Go through the data below and gather each line containing "beginning".

=-=-=-=-=

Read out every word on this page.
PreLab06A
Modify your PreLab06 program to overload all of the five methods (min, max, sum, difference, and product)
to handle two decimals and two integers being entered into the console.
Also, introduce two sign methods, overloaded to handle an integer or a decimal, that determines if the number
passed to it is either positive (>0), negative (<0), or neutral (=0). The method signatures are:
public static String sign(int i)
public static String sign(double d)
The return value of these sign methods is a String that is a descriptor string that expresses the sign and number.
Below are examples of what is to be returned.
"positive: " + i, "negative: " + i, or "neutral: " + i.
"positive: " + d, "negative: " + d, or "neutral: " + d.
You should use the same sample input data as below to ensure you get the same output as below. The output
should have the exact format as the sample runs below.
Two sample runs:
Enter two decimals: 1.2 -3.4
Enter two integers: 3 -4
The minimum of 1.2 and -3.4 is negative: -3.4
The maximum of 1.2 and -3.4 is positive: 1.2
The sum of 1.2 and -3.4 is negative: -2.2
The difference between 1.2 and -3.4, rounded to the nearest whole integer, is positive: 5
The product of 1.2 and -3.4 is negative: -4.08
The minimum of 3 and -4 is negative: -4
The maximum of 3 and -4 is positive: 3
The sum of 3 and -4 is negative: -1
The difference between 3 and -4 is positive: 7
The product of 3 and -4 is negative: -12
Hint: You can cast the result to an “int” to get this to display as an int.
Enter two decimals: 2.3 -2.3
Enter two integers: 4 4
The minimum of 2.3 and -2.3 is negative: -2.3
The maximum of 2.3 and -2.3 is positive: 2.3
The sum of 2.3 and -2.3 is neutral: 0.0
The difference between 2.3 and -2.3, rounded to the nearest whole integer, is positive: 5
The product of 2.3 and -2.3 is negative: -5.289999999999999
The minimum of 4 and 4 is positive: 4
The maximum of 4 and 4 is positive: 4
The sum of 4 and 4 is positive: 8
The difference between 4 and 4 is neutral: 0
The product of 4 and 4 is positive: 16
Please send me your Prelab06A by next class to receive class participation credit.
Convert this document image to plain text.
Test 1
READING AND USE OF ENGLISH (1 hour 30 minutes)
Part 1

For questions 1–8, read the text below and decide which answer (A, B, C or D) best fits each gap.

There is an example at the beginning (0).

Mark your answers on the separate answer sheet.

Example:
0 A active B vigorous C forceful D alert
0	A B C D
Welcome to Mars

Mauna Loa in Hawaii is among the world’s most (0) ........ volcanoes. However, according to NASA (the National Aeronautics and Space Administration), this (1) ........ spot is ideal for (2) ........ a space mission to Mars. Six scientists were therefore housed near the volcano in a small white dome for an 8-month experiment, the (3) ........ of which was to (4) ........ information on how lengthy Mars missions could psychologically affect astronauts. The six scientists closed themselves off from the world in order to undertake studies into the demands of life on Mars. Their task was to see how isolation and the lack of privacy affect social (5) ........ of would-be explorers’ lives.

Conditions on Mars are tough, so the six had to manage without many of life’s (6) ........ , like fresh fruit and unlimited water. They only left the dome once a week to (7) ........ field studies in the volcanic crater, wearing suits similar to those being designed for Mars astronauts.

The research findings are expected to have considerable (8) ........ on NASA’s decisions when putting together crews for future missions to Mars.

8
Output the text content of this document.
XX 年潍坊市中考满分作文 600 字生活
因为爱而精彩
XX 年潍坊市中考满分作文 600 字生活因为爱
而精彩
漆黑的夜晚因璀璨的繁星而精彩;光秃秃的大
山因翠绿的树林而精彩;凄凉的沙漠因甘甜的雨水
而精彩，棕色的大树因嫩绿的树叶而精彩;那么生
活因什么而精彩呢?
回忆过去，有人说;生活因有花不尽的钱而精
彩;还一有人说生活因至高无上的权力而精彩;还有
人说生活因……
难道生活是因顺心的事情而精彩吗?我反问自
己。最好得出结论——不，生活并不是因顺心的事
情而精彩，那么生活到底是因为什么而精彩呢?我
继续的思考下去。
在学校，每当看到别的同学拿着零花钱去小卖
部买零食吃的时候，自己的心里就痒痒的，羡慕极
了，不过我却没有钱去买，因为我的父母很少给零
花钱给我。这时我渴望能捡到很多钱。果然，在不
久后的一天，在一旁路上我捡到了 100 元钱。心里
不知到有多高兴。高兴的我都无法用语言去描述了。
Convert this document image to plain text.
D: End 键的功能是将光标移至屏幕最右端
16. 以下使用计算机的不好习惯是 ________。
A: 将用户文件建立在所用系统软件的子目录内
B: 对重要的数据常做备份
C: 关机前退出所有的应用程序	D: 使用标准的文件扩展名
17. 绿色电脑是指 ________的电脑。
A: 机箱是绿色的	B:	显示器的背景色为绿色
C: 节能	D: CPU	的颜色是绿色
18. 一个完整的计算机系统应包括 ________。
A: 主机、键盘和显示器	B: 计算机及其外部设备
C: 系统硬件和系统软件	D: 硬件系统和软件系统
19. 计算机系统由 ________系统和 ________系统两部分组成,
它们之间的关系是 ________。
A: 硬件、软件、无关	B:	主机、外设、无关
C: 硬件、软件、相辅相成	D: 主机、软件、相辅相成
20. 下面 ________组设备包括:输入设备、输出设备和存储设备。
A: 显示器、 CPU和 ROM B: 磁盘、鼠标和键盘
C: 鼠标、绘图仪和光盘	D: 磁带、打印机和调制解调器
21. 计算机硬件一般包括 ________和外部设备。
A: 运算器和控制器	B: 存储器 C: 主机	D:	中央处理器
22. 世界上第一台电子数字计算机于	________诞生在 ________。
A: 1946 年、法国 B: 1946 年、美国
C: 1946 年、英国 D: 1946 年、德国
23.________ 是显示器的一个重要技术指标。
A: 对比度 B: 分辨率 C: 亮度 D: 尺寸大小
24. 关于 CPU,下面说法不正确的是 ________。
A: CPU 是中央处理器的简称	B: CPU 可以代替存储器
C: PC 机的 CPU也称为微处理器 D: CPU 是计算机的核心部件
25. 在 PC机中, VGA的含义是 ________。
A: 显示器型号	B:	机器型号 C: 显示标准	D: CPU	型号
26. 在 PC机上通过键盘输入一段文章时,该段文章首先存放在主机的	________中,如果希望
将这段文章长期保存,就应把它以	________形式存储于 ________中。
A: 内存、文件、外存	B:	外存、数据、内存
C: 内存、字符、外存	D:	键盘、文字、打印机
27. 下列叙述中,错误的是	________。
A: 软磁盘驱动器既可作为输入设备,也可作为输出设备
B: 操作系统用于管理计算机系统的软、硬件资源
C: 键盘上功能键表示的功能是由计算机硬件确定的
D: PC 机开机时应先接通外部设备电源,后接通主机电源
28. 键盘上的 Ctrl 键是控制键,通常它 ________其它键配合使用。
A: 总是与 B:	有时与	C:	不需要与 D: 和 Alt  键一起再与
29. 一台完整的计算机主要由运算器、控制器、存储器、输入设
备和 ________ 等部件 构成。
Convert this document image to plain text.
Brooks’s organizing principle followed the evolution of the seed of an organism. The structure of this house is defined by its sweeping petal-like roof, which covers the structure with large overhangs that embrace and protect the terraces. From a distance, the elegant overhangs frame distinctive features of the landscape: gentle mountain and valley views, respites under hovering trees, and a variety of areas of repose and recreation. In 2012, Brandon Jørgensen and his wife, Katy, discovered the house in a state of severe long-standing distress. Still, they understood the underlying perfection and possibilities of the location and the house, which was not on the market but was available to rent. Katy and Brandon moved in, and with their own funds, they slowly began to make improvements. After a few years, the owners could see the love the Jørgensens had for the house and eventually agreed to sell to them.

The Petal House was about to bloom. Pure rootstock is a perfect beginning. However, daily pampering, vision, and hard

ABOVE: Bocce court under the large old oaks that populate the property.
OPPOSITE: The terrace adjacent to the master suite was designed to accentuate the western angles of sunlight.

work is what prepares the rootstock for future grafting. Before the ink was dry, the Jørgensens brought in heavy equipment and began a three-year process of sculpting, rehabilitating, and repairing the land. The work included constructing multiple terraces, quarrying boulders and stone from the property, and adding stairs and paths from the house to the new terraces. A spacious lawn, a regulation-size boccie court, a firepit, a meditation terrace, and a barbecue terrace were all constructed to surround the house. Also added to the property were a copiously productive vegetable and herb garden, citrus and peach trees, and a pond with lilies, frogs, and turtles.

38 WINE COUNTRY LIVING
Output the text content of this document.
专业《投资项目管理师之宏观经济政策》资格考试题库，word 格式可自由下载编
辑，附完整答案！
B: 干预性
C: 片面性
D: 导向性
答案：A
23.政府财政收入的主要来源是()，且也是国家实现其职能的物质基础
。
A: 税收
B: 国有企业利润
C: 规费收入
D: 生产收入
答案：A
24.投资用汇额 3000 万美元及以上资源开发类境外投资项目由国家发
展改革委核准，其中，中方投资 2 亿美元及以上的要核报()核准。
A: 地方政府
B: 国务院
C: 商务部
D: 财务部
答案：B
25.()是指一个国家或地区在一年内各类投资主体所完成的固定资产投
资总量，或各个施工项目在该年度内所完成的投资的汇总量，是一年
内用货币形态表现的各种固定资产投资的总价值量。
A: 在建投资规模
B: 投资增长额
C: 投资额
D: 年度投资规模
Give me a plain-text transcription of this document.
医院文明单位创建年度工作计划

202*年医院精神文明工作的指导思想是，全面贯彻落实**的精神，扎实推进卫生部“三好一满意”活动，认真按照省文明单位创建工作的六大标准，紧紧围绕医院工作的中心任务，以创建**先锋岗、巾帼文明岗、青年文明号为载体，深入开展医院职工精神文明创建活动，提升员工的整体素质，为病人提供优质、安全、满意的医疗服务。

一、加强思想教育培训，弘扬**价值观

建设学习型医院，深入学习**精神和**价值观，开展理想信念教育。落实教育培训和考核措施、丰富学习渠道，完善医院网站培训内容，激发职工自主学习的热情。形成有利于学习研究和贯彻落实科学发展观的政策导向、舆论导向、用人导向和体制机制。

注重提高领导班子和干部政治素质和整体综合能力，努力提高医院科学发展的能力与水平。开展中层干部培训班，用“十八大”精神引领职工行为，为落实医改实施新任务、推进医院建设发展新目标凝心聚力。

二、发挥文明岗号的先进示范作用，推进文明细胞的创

=-=-=-=-=

> RESPONSE TO THE TASK:
There is an example at the beginning (0).
The Petal House was about to bloom. Pure rootstock is a perfect beginning. However, daily pampering, vision, and hard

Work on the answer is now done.